> **Challenge**
Gather all lines in the entries below that include the word "this".

--------------------------------------------------

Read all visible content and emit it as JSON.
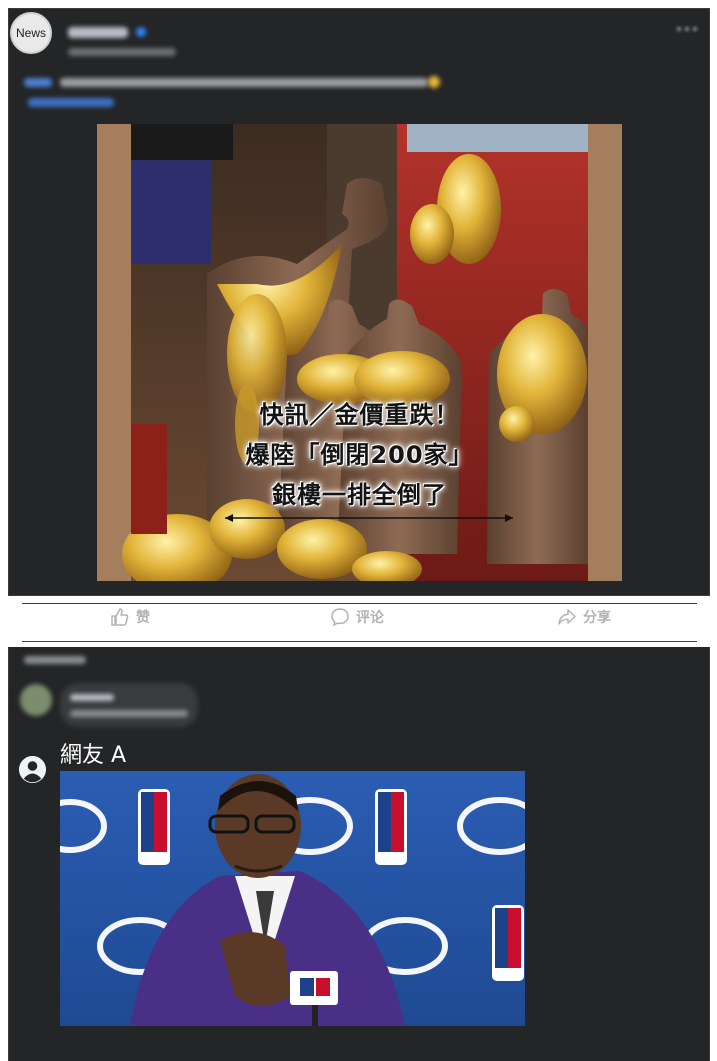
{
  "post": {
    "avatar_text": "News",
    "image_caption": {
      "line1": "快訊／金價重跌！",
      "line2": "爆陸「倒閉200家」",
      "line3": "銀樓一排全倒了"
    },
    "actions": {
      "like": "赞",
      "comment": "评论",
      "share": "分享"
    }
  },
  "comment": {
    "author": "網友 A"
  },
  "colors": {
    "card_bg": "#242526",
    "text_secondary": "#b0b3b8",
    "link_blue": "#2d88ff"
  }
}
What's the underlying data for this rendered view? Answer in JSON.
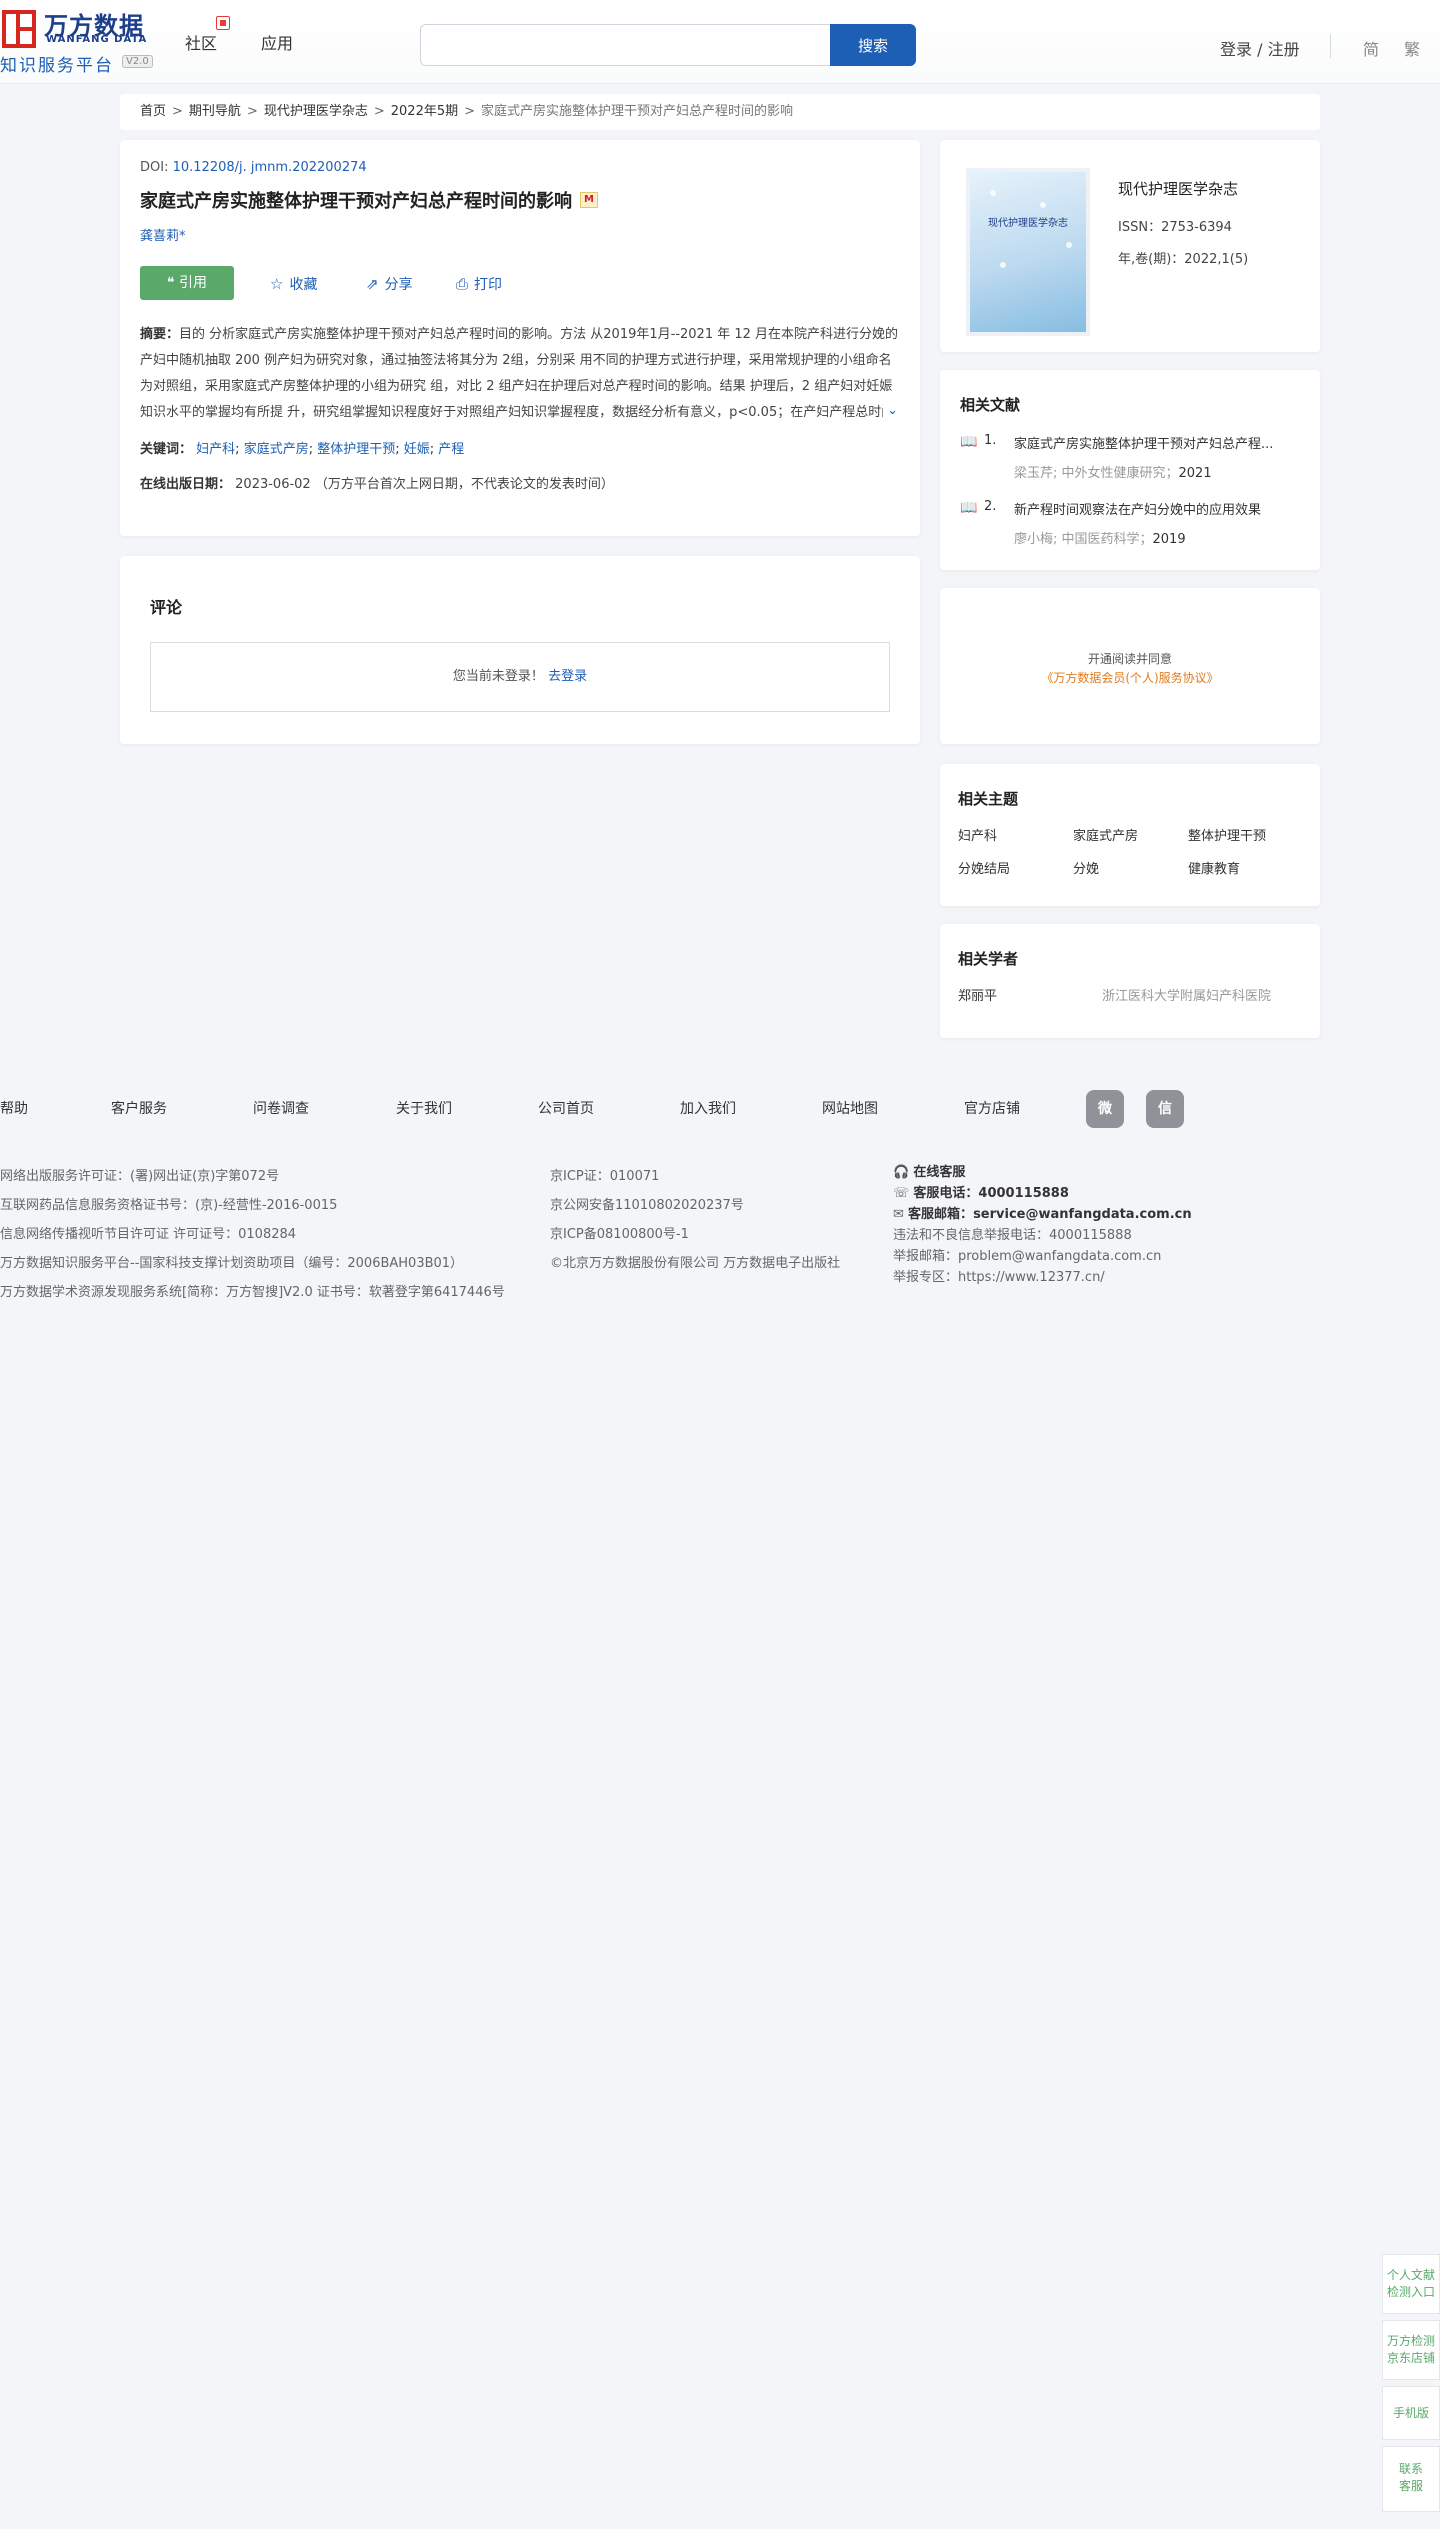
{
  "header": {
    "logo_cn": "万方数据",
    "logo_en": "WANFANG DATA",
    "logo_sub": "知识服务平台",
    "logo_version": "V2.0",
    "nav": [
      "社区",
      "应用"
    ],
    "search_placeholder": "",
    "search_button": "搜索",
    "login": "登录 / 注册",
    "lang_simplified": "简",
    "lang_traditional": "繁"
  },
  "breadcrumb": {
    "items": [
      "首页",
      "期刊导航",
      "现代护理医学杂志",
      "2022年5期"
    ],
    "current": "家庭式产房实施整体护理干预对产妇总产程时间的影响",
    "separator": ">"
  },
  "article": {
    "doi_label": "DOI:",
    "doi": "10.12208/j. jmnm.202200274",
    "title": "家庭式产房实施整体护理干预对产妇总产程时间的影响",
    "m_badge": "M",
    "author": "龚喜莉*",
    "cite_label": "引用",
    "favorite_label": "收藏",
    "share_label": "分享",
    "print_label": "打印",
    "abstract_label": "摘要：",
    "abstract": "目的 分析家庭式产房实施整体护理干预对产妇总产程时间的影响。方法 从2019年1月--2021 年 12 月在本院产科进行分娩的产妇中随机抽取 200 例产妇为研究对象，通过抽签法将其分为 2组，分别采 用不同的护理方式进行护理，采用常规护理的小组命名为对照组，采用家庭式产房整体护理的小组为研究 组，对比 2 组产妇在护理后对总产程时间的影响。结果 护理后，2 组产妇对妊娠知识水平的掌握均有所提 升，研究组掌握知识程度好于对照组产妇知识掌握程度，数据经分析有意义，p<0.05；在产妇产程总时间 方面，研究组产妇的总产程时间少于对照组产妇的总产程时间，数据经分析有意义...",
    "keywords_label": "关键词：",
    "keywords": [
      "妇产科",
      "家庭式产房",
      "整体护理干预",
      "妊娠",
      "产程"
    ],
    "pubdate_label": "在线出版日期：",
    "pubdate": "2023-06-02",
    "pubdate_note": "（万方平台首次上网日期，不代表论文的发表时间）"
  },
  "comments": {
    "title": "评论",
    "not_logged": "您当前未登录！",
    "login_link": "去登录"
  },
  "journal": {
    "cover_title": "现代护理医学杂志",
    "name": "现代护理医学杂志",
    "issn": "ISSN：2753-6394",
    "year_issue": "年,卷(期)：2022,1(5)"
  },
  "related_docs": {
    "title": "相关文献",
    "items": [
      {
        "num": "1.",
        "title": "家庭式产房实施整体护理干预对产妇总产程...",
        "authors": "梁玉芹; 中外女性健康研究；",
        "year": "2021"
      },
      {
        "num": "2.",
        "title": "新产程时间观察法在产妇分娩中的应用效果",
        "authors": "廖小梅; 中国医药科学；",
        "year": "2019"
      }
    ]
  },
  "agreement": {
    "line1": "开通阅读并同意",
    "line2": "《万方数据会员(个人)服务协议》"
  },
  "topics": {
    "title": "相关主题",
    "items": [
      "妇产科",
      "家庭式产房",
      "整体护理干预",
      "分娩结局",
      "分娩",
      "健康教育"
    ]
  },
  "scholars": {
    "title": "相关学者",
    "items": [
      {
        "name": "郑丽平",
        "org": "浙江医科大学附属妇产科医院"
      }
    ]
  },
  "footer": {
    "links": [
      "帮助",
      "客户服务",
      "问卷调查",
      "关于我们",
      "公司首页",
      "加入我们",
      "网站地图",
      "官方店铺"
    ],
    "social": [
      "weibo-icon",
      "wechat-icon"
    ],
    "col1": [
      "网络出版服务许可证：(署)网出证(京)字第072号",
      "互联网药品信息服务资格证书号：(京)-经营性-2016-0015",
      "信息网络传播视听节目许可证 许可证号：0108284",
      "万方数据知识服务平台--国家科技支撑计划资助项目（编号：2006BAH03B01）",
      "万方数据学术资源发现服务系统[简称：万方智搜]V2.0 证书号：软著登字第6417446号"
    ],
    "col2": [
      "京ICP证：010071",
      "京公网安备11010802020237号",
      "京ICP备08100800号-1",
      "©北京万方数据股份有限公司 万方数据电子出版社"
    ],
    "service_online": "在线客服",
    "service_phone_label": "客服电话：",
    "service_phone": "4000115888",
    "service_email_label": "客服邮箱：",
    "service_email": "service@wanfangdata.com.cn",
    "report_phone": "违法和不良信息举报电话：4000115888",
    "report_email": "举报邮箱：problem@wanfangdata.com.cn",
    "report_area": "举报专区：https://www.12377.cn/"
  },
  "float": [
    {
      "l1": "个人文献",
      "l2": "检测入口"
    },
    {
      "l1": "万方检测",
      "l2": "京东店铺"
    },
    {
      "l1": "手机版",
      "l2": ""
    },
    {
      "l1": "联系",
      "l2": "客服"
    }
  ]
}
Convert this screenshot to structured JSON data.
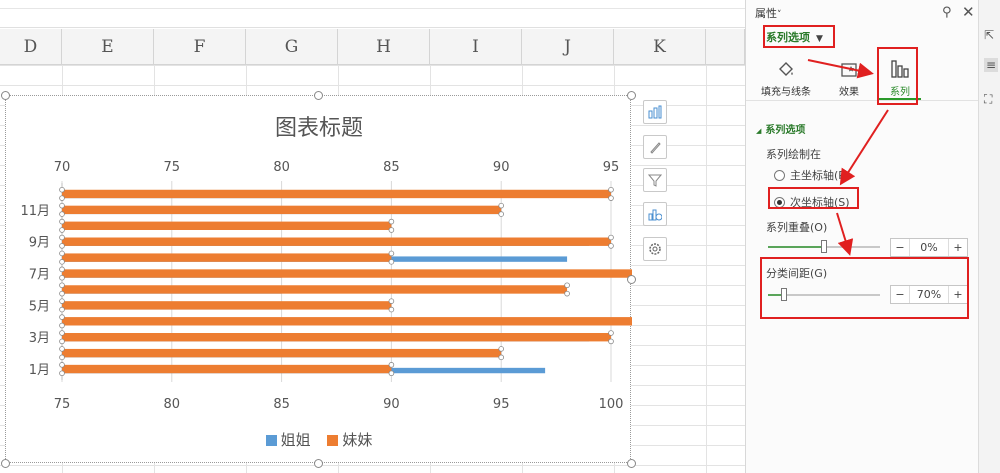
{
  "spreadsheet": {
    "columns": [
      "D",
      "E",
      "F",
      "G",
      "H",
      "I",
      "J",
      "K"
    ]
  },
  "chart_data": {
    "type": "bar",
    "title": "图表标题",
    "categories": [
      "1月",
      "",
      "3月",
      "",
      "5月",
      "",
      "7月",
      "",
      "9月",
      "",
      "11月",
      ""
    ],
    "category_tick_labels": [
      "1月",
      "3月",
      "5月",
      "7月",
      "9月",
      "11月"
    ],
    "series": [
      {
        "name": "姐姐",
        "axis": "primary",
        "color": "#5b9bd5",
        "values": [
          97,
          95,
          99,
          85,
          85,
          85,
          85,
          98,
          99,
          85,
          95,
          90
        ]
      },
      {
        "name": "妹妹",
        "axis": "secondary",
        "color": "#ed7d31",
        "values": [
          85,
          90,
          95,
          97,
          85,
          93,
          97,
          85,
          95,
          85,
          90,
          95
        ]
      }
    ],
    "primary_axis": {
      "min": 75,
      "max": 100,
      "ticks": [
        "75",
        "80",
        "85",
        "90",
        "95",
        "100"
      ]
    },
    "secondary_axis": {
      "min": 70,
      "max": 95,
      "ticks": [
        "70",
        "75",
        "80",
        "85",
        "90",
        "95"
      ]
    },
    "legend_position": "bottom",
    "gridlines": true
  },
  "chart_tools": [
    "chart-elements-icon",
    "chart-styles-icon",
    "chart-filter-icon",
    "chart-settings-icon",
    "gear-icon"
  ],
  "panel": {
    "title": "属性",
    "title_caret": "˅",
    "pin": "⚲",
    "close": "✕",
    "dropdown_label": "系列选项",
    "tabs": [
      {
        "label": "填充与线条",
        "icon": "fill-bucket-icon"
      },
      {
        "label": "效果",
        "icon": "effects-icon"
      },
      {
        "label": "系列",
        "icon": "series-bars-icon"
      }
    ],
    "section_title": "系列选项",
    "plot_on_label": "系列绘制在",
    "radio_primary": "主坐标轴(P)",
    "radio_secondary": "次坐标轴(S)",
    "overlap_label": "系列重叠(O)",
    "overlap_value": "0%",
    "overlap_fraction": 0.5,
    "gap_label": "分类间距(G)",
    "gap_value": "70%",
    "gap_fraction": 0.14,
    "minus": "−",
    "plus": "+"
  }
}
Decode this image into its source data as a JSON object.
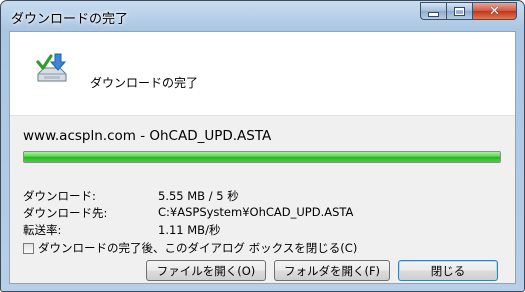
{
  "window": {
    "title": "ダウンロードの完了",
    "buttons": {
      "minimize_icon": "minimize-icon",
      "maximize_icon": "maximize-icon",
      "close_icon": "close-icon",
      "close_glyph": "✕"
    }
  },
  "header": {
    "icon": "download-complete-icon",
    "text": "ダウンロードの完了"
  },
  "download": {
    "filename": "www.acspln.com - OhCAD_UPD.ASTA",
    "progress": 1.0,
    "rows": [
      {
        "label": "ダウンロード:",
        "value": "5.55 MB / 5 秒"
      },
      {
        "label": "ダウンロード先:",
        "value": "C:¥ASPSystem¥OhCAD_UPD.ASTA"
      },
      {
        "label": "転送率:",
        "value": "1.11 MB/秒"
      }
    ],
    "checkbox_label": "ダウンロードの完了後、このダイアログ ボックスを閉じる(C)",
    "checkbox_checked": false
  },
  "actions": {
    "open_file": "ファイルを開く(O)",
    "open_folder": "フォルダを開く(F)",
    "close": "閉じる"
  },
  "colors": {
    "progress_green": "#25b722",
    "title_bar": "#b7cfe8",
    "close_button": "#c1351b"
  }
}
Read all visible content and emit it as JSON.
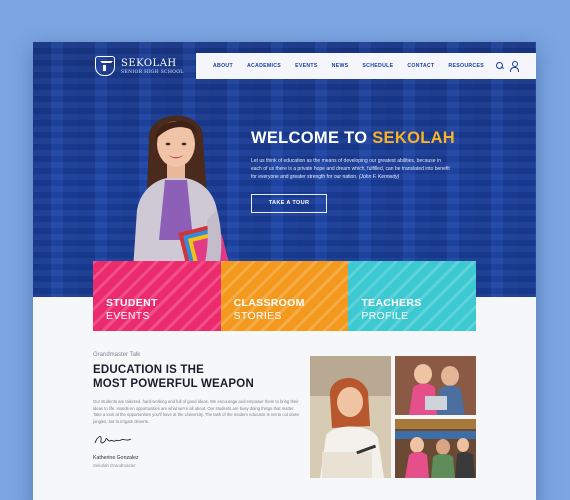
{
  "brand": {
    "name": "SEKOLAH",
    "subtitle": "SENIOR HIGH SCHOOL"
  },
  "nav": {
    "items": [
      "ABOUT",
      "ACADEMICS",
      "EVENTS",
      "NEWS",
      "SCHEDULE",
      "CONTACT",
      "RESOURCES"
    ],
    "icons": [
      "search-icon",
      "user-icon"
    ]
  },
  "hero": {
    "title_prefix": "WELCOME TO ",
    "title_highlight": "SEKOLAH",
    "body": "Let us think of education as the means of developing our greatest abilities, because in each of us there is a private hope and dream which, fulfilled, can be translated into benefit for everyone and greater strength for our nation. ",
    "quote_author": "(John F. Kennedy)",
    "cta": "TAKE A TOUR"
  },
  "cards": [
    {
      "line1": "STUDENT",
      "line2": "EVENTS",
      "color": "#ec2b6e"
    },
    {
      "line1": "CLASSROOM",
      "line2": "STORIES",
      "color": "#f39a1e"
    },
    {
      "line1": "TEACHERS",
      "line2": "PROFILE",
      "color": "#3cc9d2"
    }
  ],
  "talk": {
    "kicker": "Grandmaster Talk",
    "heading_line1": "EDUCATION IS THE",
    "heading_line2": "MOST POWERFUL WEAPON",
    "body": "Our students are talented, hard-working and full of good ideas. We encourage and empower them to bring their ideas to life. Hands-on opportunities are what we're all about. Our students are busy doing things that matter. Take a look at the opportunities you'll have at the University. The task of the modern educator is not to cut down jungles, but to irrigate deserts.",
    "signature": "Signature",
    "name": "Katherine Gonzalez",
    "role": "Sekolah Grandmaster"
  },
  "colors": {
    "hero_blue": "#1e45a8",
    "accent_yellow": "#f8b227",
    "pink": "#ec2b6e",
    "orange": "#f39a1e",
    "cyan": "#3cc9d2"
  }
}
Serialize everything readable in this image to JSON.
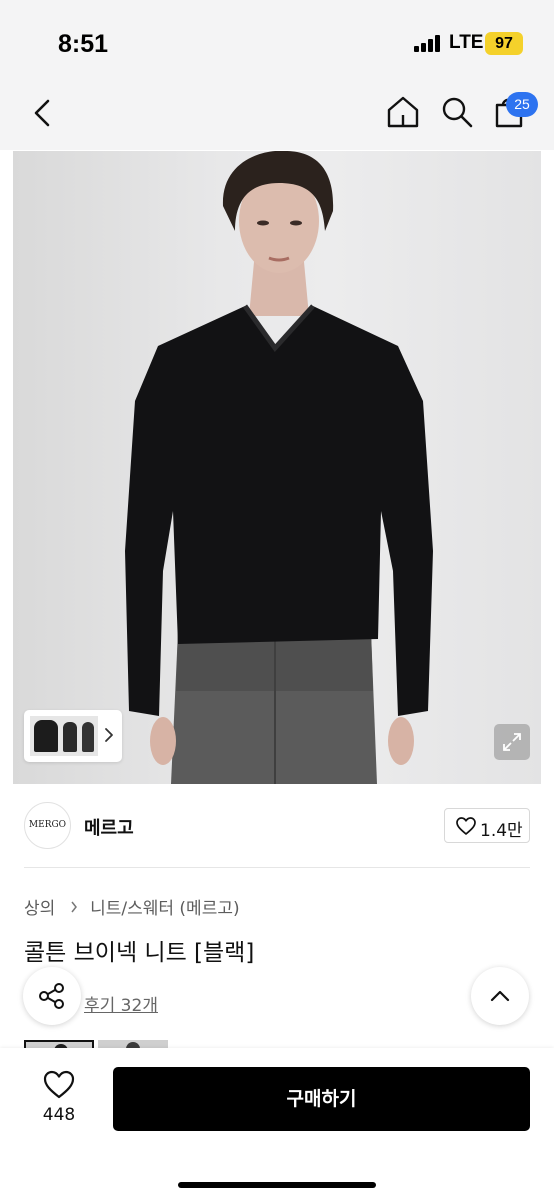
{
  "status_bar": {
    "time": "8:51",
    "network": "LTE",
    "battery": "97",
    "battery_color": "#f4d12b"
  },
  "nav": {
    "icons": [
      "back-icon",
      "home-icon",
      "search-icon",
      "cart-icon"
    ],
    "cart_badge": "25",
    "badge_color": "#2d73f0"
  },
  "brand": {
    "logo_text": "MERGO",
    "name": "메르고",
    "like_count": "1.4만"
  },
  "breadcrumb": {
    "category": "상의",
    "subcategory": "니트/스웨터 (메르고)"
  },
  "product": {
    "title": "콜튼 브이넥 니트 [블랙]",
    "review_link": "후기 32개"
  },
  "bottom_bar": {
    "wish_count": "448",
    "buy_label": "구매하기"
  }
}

--------------------------------------------------

> **Solved exercise**
What's the underlying data for this rendered view? Answer in JSON.
Convert this screenshot to structured JSON data.
Decode this image into its source data as a JSON object.
Serialize everything readable in this image to JSON.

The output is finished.